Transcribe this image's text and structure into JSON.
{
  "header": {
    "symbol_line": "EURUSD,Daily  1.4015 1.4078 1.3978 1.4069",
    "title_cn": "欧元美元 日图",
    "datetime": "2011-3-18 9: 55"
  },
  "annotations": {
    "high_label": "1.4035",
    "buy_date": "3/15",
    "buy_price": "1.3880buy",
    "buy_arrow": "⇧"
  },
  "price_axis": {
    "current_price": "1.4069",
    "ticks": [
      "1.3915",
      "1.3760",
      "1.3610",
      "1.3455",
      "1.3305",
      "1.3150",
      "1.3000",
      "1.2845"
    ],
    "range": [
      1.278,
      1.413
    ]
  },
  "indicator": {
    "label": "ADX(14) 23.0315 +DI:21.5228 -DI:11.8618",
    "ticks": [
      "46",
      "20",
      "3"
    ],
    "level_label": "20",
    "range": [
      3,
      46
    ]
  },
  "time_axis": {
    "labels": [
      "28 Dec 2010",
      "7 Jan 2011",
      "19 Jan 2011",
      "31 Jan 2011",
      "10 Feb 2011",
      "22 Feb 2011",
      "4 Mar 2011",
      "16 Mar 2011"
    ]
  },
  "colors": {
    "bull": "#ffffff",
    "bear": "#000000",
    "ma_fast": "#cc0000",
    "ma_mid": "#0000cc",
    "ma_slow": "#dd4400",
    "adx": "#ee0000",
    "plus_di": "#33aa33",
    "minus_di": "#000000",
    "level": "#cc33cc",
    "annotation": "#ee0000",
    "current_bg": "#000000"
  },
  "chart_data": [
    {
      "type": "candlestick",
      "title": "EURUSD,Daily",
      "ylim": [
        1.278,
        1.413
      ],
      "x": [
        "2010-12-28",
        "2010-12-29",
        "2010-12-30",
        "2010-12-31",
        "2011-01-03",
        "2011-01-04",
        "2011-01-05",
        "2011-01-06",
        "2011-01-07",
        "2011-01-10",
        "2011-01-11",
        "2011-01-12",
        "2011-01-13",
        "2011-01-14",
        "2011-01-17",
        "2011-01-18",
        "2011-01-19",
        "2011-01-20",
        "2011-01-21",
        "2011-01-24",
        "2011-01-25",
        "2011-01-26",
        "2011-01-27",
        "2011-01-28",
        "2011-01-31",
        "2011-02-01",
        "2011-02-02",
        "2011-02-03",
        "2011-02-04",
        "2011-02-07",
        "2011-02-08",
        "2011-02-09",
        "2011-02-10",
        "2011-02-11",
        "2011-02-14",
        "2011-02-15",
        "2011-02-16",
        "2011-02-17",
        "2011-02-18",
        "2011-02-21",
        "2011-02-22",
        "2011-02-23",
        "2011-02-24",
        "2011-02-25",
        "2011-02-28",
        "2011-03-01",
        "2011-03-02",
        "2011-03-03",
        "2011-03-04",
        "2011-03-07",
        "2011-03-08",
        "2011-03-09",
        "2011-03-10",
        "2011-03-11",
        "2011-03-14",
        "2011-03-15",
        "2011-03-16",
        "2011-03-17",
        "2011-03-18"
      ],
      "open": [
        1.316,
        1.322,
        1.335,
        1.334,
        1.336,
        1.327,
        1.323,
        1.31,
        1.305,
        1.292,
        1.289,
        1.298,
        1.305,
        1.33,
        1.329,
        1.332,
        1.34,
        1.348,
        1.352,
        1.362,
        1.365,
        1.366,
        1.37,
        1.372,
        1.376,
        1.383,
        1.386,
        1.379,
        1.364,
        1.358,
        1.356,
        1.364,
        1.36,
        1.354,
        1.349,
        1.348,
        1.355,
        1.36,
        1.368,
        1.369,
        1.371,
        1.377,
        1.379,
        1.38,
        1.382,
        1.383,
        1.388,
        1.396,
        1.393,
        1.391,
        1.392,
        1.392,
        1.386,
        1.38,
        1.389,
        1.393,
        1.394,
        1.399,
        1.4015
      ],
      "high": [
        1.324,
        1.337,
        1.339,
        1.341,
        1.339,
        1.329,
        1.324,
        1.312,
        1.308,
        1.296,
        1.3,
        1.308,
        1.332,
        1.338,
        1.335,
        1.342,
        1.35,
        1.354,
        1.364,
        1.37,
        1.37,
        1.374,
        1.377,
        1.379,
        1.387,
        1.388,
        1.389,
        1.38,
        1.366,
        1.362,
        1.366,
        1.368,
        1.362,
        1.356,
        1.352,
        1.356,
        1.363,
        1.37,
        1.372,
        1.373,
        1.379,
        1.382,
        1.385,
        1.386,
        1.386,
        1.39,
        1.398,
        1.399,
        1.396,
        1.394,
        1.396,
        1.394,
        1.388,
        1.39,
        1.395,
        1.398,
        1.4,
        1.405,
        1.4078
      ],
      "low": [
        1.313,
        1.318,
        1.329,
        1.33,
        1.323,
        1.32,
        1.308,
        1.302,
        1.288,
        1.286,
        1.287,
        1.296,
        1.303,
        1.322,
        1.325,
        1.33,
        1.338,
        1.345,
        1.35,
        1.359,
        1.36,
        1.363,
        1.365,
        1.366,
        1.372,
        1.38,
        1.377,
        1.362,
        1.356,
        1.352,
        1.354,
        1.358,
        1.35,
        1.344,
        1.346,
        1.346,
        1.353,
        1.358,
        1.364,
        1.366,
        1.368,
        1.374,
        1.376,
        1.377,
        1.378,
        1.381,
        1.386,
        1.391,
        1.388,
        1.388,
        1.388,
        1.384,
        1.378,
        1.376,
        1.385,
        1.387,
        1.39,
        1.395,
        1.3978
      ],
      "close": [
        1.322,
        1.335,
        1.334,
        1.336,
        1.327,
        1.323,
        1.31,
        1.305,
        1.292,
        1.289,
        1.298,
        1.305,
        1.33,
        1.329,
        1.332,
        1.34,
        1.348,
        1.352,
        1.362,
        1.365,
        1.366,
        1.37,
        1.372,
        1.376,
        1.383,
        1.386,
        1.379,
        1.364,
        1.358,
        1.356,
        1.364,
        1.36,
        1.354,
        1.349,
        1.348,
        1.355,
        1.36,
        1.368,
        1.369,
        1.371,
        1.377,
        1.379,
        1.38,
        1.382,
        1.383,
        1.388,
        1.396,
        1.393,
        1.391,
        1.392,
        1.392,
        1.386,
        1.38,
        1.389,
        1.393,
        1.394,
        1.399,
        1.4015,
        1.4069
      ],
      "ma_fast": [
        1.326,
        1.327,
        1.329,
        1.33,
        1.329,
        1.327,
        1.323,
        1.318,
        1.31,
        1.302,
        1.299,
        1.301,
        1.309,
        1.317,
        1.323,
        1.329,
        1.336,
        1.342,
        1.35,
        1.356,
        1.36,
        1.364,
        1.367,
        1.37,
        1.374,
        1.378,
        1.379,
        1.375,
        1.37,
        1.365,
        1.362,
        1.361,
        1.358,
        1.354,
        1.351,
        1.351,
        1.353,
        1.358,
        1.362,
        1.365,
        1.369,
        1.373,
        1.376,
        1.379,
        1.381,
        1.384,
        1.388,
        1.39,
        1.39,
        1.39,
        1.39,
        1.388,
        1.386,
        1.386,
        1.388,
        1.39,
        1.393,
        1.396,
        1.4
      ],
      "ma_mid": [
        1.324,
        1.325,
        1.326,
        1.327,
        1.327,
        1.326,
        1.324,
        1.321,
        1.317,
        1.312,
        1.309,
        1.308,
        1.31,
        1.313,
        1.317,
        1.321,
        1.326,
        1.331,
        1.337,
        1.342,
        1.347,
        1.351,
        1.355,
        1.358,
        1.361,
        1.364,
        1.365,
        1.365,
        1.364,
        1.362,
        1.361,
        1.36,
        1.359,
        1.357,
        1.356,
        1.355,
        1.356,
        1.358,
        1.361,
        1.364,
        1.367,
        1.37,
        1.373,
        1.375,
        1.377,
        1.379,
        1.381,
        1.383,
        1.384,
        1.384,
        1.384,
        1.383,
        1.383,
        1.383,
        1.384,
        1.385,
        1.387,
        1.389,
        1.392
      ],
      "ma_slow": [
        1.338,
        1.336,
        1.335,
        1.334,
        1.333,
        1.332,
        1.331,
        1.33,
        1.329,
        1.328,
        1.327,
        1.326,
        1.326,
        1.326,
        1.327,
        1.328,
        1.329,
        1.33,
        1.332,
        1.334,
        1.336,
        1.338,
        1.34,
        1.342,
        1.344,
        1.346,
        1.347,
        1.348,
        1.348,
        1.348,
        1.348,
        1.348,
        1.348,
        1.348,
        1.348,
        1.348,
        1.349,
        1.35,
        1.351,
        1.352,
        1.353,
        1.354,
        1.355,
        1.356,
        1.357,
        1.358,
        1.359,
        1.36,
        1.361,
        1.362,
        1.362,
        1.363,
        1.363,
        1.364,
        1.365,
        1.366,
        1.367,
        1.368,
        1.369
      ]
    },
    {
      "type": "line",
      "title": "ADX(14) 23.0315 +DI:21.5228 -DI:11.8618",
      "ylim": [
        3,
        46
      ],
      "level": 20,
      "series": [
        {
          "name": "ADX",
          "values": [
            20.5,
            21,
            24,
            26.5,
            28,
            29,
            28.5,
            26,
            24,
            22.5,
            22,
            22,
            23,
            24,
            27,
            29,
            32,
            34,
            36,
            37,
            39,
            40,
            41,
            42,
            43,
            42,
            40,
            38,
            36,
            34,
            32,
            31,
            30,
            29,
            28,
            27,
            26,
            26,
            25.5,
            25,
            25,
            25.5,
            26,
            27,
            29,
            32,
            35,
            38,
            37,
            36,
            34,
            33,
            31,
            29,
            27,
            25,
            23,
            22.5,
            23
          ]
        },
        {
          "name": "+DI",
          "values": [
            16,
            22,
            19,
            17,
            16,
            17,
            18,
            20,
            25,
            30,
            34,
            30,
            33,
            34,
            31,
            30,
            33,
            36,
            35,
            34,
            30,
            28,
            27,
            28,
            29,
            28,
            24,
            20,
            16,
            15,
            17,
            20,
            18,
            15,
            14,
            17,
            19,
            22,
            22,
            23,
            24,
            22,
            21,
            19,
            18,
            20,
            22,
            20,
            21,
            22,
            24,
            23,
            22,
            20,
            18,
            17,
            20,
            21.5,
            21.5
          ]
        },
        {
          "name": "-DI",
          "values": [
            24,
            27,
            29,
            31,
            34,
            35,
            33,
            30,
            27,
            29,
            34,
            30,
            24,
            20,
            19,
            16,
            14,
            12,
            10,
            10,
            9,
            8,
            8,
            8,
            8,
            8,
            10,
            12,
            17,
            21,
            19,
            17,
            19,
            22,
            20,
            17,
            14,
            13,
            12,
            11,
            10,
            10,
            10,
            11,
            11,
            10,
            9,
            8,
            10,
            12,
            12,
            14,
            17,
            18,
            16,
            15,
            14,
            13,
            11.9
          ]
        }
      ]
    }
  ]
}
——
◆ Task to carry out:
Pick out and copy the lines of the material that include the word "EURUSD".

◆ Answer for the task:
    "symbol_line": "EURUSD,Daily  1.4015 1.4078 1.3978 1.4069",
      "title": "EURUSD,Daily",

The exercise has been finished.